**Directions**
1) From the passage on play and digital storytelling below (not the rows), list the characteristics of play given in its bulleted list.
2) Please resume the passage on play and digital storytelling below, picking up right after its final sentence.
--- Source extract ---
Bureacracies are similar in that there is often a parallel to the “mangle” discussed here. Nardi discusses how guild leaders help players negotiate some of the difficulties that are hard-wired into a game. But it is also important to remember that play inhabits a magic circle:
- A subjective experience of freedom
- An absence of social obligation and physical necessity
- A subjective experience that is absorbing, compelling, or pleasurable
- Occurrence in a separate realm sometimes referred to as the magic circle (Nardi 102).
Digital storytelling is a putting into practice of new media literacy, no matter how you approach it. As Hull and Nelson describe their work with Japanese students in “Self-presentation through multimedia: a Bahktinian perspective on digital storytelling,” we see a creative struggle between the need to signify unique experience and the need to ensure an audience’s response. This isn’t particular to working with visual media, as it reminds me of writing poetry. As a poet, I often felt the need to hone an image that would be so personally iconic that it would not likely be repeated elsewhere! It’s not very realistic, but that was part of the impulse to write poetry, I think, for me–although patterning ourselves after famous poet’s work and taking them as models was habitual–was this idea that we could be a unique semiotic brand. The goal was not to write in a vacuum, but to active seek and find audiences that would recognize that brand and affirm its worth.
I see these impulses at work in Ying’s digital story. His story of his move to the US and stunning success in academics and the arts is unusual by the standards of many people his age, but the narratives stresses the ordinariness of a stable and happy family and friendships. The story fights to make him seem like everyone else, while many student’s digital stories strive to show their “unique brand,” what makes them different and special. The images of babies show the universal nature of emotions and that he has them. Such images evoke a connection with the storyteller through the simplicity and innocence of one-year-olds having emotional reactions of pleasure or distress. The best digital stories i have seen are very aware of the need to provide stimuli that evokes emotional connection to the story, often at the expense of exceptionalism.
--- Information supplied ---
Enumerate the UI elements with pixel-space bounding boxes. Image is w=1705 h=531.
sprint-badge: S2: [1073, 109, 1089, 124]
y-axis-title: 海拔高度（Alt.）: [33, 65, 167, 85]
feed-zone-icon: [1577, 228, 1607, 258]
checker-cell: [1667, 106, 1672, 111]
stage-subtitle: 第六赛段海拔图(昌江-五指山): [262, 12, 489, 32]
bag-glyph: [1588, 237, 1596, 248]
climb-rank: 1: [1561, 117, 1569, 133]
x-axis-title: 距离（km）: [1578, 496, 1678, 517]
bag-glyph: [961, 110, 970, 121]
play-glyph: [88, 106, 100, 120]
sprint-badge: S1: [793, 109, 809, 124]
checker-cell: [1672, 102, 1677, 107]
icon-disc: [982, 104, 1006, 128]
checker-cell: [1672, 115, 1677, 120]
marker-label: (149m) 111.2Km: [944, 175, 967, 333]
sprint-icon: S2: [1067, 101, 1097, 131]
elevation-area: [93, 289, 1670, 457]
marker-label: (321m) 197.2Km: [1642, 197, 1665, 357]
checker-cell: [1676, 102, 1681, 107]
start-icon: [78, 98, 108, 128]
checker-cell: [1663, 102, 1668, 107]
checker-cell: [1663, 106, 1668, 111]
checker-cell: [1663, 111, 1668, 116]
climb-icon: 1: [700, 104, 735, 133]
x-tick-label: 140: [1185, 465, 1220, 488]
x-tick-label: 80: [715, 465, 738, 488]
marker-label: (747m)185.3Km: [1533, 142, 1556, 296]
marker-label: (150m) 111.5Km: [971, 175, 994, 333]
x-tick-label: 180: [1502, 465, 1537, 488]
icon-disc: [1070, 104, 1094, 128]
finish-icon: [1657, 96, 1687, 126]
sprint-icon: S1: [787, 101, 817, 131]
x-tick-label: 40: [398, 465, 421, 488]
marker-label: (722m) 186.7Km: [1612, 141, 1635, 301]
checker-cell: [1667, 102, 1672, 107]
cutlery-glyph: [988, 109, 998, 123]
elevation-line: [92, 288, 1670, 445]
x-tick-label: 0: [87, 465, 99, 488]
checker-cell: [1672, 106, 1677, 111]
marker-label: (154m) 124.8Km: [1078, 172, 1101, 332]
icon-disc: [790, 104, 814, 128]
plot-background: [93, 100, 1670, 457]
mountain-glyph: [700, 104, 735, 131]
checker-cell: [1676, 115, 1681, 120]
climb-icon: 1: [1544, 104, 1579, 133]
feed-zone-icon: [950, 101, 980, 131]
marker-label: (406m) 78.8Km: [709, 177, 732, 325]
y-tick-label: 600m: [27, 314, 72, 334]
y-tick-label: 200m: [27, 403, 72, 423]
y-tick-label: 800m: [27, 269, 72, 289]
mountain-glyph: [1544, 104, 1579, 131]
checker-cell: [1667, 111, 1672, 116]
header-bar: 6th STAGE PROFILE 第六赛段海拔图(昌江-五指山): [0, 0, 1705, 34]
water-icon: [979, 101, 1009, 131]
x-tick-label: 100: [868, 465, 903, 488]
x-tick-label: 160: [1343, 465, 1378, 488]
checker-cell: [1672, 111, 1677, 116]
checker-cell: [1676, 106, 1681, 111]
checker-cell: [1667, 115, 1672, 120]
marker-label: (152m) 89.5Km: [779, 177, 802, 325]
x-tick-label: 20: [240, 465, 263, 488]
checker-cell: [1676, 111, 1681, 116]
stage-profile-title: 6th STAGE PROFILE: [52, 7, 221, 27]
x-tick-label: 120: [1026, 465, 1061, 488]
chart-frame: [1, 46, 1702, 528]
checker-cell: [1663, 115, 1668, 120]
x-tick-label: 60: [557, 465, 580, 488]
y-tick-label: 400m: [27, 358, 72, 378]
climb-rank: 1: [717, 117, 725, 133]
---
**Responses to the tasks**
1)
- A subjective experience of freedom
- An absence of social obligation and physical necessity
- A subjective experience that is absorbing, compelling, or pleasurable
- Occurrence in a separate realm sometimes referred to as the magic circle

2)
Postscript: Looking ahead to next week’s reading, on seeing Ying’s story, I am also reminded of John Dewey’s words quoted in Bonnie Nardi’s My Life as a Night Elf Priest:
Dewey formulated aesthetic experience as participatory engagement in activity that is organized in distinctive stages and in which a satisfying completion is the end point of actions which are themselves pleasurable. To invoke concepts such as “pleasure” or “satisfaction” is to invoke an active subject for whom pleasure and satisfaction are products of a particular personal history rather than inherent characteristics of a set of actions. Aesthetic experience for Dewey required collective expression; it connects us to others in relations of community and “common life.”
So Ying’s story sets out the telling about this aesthetic experience, which is more than the events or the accomplishments that were achieved. It is also the story of how the experiences connected him “to others in relations of community and ‘common life’.” (Nardi invokes Dewey’s words while describing aesthetic experience through the playing of a MMORPG.)